# Task statement
Provide an exact transcription of all the records.

# Information given
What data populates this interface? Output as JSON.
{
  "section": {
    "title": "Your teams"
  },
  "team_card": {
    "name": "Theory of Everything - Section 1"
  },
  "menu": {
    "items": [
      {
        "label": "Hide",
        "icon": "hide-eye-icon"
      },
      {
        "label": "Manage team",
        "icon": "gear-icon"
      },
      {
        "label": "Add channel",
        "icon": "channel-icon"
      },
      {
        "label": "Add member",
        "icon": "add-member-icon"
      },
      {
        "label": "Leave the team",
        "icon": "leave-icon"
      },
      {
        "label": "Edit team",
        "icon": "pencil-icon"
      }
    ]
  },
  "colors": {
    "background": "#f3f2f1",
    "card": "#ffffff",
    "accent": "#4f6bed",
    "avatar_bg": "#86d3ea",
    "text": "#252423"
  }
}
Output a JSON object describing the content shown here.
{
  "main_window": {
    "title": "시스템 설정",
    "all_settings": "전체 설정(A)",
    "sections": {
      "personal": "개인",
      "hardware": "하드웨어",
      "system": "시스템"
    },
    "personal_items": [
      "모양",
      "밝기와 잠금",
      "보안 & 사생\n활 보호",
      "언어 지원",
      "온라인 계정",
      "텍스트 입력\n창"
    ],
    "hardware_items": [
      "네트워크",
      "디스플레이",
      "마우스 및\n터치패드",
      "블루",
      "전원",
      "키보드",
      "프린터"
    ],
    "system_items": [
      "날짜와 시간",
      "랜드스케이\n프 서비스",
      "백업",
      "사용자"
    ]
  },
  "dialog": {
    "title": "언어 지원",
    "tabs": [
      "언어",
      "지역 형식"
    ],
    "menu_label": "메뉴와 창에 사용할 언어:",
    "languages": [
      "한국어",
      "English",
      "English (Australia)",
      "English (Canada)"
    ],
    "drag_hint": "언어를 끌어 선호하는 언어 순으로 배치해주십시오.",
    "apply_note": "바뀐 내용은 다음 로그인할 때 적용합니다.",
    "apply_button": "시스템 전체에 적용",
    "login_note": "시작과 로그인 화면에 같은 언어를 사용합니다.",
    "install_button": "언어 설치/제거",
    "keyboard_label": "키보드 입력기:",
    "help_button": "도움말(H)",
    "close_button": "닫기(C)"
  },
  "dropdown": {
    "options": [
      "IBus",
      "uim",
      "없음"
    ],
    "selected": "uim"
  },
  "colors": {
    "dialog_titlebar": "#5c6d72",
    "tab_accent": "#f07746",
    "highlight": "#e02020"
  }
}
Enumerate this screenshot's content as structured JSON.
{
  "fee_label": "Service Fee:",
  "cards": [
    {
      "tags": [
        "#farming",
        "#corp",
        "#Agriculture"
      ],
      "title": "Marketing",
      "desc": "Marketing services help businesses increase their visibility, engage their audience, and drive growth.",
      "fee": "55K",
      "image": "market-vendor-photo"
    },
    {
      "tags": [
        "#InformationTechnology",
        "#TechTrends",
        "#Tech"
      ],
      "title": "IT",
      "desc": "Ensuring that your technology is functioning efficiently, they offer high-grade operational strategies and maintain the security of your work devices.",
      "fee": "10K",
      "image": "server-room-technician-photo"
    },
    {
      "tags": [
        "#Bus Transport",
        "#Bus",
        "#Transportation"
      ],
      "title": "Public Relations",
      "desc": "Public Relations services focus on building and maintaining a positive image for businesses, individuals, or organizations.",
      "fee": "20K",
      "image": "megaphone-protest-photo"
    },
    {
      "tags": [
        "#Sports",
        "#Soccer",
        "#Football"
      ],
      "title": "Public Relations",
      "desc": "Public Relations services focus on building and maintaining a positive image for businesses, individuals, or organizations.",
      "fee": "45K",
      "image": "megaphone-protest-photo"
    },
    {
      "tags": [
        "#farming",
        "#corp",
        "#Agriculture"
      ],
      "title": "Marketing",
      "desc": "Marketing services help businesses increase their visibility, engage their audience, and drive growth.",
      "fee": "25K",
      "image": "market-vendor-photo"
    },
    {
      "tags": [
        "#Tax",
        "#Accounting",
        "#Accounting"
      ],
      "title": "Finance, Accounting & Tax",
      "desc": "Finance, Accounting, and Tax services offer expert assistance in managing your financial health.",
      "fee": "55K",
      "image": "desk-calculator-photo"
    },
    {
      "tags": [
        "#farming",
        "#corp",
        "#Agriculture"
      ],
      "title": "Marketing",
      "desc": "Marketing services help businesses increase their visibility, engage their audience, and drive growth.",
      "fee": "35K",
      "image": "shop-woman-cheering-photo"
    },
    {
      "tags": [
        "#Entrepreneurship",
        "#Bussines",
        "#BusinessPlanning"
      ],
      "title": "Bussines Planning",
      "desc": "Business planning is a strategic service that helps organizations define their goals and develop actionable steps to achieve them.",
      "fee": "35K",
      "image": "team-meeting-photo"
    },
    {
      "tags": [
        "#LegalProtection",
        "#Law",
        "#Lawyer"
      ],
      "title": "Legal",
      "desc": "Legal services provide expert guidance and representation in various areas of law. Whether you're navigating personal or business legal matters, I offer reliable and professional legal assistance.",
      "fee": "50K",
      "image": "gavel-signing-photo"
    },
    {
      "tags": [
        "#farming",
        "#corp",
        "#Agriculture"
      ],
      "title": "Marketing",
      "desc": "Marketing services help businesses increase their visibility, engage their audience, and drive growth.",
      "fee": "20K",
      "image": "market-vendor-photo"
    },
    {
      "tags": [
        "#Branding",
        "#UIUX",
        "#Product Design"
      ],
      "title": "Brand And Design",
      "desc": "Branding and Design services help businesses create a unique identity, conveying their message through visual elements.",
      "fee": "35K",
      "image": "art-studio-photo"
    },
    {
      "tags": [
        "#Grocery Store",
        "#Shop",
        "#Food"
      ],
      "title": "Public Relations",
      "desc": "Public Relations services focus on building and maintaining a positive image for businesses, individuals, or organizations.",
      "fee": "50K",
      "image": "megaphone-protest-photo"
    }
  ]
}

# Result
What data populates this interface? Output as JSON.
{
  "section": {
    "title": "Your teams"
  },
  "team_card": {
    "name": "Theory of Everything - Section 1"
  },
  "menu": {
    "items": [
      {
        "label": "Hide",
        "icon": "hide-eye-icon"
      },
      {
        "label": "Manage team",
        "icon": "gear-icon"
      },
      {
        "label": "Add channel",
        "icon": "channel-icon"
      },
      {
        "label": "Add member",
        "icon": "add-member-icon"
      },
      {
        "label": "Leave the team",
        "icon": "leave-icon"
      },
      {
        "label": "Edit team",
        "icon": "pencil-icon"
      }
    ]
  },
  "colors": {
    "background": "#f3f2f1",
    "card": "#ffffff",
    "accent": "#4f6bed",
    "avatar_bg": "#86d3ea",
    "text": "#252423"
  }
}
Output a JSON object describing the content shown here.
{
  "main_window": {
    "title": "시스템 설정",
    "all_settings": "전체 설정(A)",
    "sections": {
      "personal": "개인",
      "hardware": "하드웨어",
      "system": "시스템"
    },
    "personal_items": [
      "모양",
      "밝기와 잠금",
      "보안 & 사생\n활 보호",
      "언어 지원",
      "온라인 계정",
      "텍스트 입력\n창"
    ],
    "hardware_items": [
      "네트워크",
      "디스플레이",
      "마우스 및\n터치패드",
      "블루",
      "전원",
      "키보드",
      "프린터"
    ],
    "system_items": [
      "날짜와 시간",
      "랜드스케이\n프 서비스",
      "백업",
      "사용자"
    ]
  },
  "dialog": {
    "title": "언어 지원",
    "tabs": [
      "언어",
      "지역 형식"
    ],
    "menu_label": "메뉴와 창에 사용할 언어:",
    "languages": [
      "한국어",
      "English",
      "English (Australia)",
      "English (Canada)"
    ],
    "drag_hint": "언어를 끌어 선호하는 언어 순으로 배치해주십시오.",
    "apply_note": "바뀐 내용은 다음 로그인할 때 적용합니다.",
    "apply_button": "시스템 전체에 적용",
    "login_note": "시작과 로그인 화면에 같은 언어를 사용합니다.",
    "install_button": "언어 설치/제거",
    "keyboard_label": "키보드 입력기:",
    "help_button": "도움말(H)",
    "close_button": "닫기(C)"
  },
  "dropdown": {
    "options": [
      "IBus",
      "uim",
      "없음"
    ],
    "selected": "uim"
  },
  "colors": {
    "dialog_titlebar": "#5c6d72",
    "tab_accent": "#f07746",
    "highlight": "#e02020"
  }
}
Enumerate this screenshot's content as structured JSON.
{
  "fee_label": "Service Fee:",
  "cards": [
    {
      "tags": [
        "#farming",
        "#corp",
        "#Agriculture"
      ],
      "title": "Marketing",
      "desc": "Marketing services help businesses increase their visibility, engage their audience, and drive growth.",
      "fee": "55K",
      "image": "market-vendor-photo"
    },
    {
      "tags": [
        "#InformationTechnology",
        "#TechTrends",
        "#Tech"
      ],
      "title": "IT",
      "desc": "Ensuring that your technology is functioning efficiently, they offer high-grade operational strategies and maintain the security of your work devices.",
      "fee": "10K",
      "image": "server-room-technician-photo"
    },
    {
      "tags": [
        "#Bus Transport",
        "#Bus",
        "#Transportation"
      ],
      "title": "Public Relations",
      "desc": "Public Relations services focus on building and maintaining a positive image for businesses, individuals, or organizations.",
      "fee": "20K",
      "image": "megaphone-protest-photo"
    },
    {
      "tags": [
        "#Sports",
        "#Soccer",
        "#Football"
      ],
      "title": "Public Relations",
      "desc": "Public Relations services focus on building and maintaining a positive image for businesses, individuals, or organizations.",
      "fee": "45K",
      "image": "megaphone-protest-photo"
    },
    {
      "tags": [
        "#farming",
        "#corp",
        "#Agriculture"
      ],
      "title": "Marketing",
      "desc": "Marketing services help businesses increase their visibility, engage their audience, and drive growth.",
      "fee": "25K",
      "image": "market-vendor-photo"
    },
    {
      "tags": [
        "#Tax",
        "#Accounting",
        "#Accounting"
      ],
      "title": "Finance, Accounting & Tax",
      "desc": "Finance, Accounting, and Tax services offer expert assistance in managing your financial health.",
      "fee": "55K",
      "image": "desk-calculator-photo"
    },
    {
      "tags": [
        "#farming",
        "#corp",
        "#Agriculture"
      ],
      "title": "Marketing",
      "desc": "Marketing services help businesses increase their visibility, engage their audience, and drive growth.",
      "fee": "35K",
      "image": "shop-woman-cheering-photo"
    },
    {
      "tags": [
        "#Entrepreneurship",
        "#Bussines",
        "#BusinessPlanning"
      ],
      "title": "Bussines Planning",
      "desc": "Business planning is a strategic service that helps organizations define their goals and develop actionable steps to achieve them.",
      "fee": "35K",
      "image": "team-meeting-photo"
    },
    {
      "tags": [
        "#LegalProtection",
        "#Law",
        "#Lawyer"
      ],
      "title": "Legal",
      "desc": "Legal services provide expert guidance and representation in various areas of law. Whether you're navigating personal or business legal matters, I offer reliable and professional legal assistance.",
      "fee": "50K",
      "image": "gavel-signing-photo"
    },
    {
      "tags": [
        "#farming",
        "#corp",
        "#Agriculture"
      ],
      "title": "Marketing",
      "desc": "Marketing services help businesses increase their visibility, engage their audience, and drive growth.",
      "fee": "20K",
      "image": "market-vendor-photo"
    },
    {
      "tags": [
        "#Branding",
        "#UIUX",
        "#Product Design"
      ],
      "title": "Brand And Design",
      "desc": "Branding and Design services help businesses create a unique identity, conveying their message through visual elements.",
      "fee": "35K",
      "image": "art-studio-photo"
    },
    {
      "tags": [
        "#Grocery Store",
        "#Shop",
        "#Food"
      ],
      "title": "Public Relations",
      "desc": "Public Relations services focus on building and maintaining a positive image for businesses, individuals, or organizations.",
      "fee": "50K",
      "image": "megaphone-protest-photo"
    }
  ]
}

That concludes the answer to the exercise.